(Problem requirements)
Please repeat all of the lines that follow, exactly as written.

(The records)
---

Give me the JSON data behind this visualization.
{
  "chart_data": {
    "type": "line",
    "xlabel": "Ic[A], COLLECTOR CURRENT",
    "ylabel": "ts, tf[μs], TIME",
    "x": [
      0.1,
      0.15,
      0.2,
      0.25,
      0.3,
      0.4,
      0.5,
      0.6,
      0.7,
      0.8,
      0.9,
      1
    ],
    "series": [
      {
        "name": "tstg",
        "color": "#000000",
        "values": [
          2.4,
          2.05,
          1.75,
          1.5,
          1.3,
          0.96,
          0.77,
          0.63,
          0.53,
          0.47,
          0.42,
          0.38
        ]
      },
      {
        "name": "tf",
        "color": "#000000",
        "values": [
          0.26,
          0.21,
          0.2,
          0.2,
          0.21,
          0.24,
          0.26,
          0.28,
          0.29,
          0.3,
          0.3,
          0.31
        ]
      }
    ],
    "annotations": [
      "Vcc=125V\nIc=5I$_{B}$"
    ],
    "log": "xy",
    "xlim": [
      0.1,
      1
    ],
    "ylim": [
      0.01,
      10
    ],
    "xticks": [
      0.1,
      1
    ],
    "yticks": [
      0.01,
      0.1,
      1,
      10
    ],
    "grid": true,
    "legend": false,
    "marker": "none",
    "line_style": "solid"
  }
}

---

(Completed exercise)
Give me the JSON data behind this visualization.
{
  "chart_data": {
    "type": "line",
    "xlabel": "Ic[A], COLLECTOR CURRENT",
    "ylabel": "ts, tf[μs], TIME",
    "x": [
      0.1,
      0.15,
      0.2,
      0.25,
      0.3,
      0.4,
      0.5,
      0.6,
      0.7,
      0.8,
      0.9,
      1
    ],
    "series": [
      {
        "name": "tstg",
        "color": "#000000",
        "values": [
          2.4,
          2.05,
          1.75,
          1.5,
          1.3,
          0.96,
          0.77,
          0.63,
          0.53,
          0.47,
          0.42,
          0.38
        ]
      },
      {
        "name": "tf",
        "color": "#000000",
        "values": [
          0.26,
          0.21,
          0.2,
          0.2,
          0.21,
          0.24,
          0.26,
          0.28,
          0.29,
          0.3,
          0.3,
          0.31
        ]
      }
    ],
    "annotations": [
      "Vcc=125V\nIc=5I$_{B}$"
    ],
    "log": "xy",
    "xlim": [
      0.1,
      1
    ],
    "ylim": [
      0.01,
      10
    ],
    "xticks": [
      0.1,
      1
    ],
    "yticks": [
      0.01,
      0.1,
      1,
      10
    ],
    "grid": true,
    "legend": false,
    "marker": "none",
    "line_style": "solid"
  }
}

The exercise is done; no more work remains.